** TASK REQUIREMENTS **
The records that follow must be repeated verbatim, every one of them.
>> Start INPUT FOR THIS TASK
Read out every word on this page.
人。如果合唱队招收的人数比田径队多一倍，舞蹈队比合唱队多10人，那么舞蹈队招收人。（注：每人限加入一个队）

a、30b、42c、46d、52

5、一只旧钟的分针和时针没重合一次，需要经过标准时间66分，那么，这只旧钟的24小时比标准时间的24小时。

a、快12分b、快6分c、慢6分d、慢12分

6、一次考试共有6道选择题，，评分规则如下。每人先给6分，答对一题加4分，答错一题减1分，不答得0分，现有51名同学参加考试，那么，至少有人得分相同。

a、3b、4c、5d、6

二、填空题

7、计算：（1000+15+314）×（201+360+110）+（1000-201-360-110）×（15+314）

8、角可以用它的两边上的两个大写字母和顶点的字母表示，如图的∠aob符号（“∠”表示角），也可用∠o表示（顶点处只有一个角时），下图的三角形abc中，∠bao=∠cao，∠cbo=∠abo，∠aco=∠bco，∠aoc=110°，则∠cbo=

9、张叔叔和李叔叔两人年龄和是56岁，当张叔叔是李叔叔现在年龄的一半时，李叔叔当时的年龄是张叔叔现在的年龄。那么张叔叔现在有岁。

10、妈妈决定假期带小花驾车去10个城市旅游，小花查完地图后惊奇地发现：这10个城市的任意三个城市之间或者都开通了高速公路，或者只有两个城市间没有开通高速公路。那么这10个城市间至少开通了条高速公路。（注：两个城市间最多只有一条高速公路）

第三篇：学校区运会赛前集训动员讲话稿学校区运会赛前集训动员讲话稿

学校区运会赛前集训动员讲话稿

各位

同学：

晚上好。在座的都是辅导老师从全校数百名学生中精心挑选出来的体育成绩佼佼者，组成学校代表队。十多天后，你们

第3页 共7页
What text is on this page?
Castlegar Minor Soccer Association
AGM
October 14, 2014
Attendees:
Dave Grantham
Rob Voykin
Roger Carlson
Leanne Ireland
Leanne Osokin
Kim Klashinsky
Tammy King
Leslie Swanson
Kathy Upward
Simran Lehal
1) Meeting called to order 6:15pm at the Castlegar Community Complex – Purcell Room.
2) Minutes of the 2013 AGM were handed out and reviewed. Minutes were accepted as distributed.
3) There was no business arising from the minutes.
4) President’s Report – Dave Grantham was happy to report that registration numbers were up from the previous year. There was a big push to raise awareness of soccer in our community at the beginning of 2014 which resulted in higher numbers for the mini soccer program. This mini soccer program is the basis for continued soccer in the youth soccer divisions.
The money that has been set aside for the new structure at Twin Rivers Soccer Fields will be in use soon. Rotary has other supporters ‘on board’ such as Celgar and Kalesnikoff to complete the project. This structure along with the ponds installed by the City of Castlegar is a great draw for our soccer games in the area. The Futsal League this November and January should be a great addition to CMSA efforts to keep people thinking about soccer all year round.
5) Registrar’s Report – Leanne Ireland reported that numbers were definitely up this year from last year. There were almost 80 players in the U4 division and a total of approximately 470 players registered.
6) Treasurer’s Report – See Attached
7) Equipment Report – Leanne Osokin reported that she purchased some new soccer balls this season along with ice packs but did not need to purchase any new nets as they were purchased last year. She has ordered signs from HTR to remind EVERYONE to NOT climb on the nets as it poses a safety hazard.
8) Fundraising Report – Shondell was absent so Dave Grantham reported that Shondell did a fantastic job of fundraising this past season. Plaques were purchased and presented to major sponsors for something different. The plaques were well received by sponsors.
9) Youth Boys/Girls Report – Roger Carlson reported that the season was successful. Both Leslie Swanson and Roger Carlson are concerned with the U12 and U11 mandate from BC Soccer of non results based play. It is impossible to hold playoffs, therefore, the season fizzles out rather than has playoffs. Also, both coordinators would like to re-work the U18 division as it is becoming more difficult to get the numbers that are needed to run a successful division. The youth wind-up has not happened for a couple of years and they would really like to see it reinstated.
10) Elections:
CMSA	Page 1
>> End INPUT FOR THIS TASK
** TASK OUTPUT **
Read out every word on this page.
人。如果合唱队招收的人数比田径队多一倍，舞蹈队比合唱队多10人，那么舞蹈队招收人。（注：每人限加入一个队）

a、30b、42c、46d、52

5、一只旧钟的分针和时针没重合一次，需要经过标准时间66分，那么，这只旧钟的24小时比标准时间的24小时。

a、快12分b、快6分c、慢6分d、慢12分

6、一次考试共有6道选择题，，评分规则如下。每人先给6分，答对一题加4分，答错一题减1分，不答得0分，现有51名同学参加考试，那么，至少有人得分相同。

a、3b、4c、5d、6

二、填空题

7、计算：（1000+15+314）×（201+360+110）+（1000-201-360-110）×（15+314）

8、角可以用它的两边上的两个大写字母和顶点的字母表示，如图的∠aob符号（“∠”表示角），也可用∠o表示（顶点处只有一个角时），下图的三角形abc中，∠bao=∠cao，∠cbo=∠abo，∠aco=∠bco，∠aoc=110°，则∠cbo=

9、张叔叔和李叔叔两人年龄和是56岁，当张叔叔是李叔叔现在年龄的一半时，李叔叔当时的年龄是张叔叔现在的年龄。那么张叔叔现在有岁。

10、妈妈决定假期带小花驾车去10个城市旅游，小花查完地图后惊奇地发现：这10个城市的任意三个城市之间或者都开通了高速公路，或者只有两个城市间没有开通高速公路。那么这10个城市间至少开通了条高速公路。（注：两个城市间最多只有一条高速公路）

第三篇：学校区运会赛前集训动员讲话稿学校区运会赛前集训动员讲话稿

学校区运会赛前集训动员讲话稿

各位

同学：

晚上好。在座的都是辅导老师从全校数百名学生中精心挑选出来的体育成绩佼佼者，组成学校代表队。十多天后，你们

第3页 共7页
What text is on this page?
Castlegar Minor Soccer Association
AGM
October 14, 2014
Attendees:
Dave Grantham
Rob Voykin
Roger Carlson
Leanne Ireland
Leanne Osokin
Kim Klashinsky
Tammy King
Leslie Swanson
Kathy Upward
Simran Lehal
1) Meeting called to order 6:15pm at the Castlegar Community Complex – Purcell Room.
2) Minutes of the 2013 AGM were handed out and reviewed. Minutes were accepted as distributed.
3) There was no business arising from the minutes.
4) President’s Report – Dave Grantham was happy to report that registration numbers were up from the previous year. There was a big push to raise awareness of soccer in our community at the beginning of 2014 which resulted in higher numbers for the mini soccer program. This mini soccer program is the basis for continued soccer in the youth soccer divisions.
The money that has been set aside for the new structure at Twin Rivers Soccer Fields will be in use soon. Rotary has other supporters ‘on board’ such as Celgar and Kalesnikoff to complete the project. This structure along with the ponds installed by the City of Castlegar is a great draw for our soccer games in the area. The Futsal League this November and January should be a great addition to CMSA efforts to keep people thinking about soccer all year round.
5) Registrar’s Report – Leanne Ireland reported that numbers were definitely up this year from last year. There were almost 80 players in the U4 division and a total of approximately 470 players registered.
6) Treasurer’s Report – See Attached
7) Equipment Report – Leanne Osokin reported that she purchased some new soccer balls this season along with ice packs but did not need to purchase any new nets as they were purchased last year. She has ordered signs from HTR to remind EVERYONE to NOT climb on the nets as it poses a safety hazard.
8) Fundraising Report – Shondell was absent so Dave Grantham reported that Shondell did a fantastic job of fundraising this past season. Plaques were purchased and presented to major sponsors for something different. The plaques were well received by sponsors.
9) Youth Boys/Girls Report – Roger Carlson reported that the season was successful. Both Leslie Swanson and Roger Carlson are concerned with the U12 and U11 mandate from BC Soccer of non results based play. It is impossible to hold playoffs, therefore, the season fizzles out rather than has playoffs. Also, both coordinators would like to re-work the U18 division as it is becoming more difficult to get the numbers that are needed to run a successful division. The youth wind-up has not happened for a couple of years and they would really like to see it reinstated.
10) Elections:
CMSA	Page 1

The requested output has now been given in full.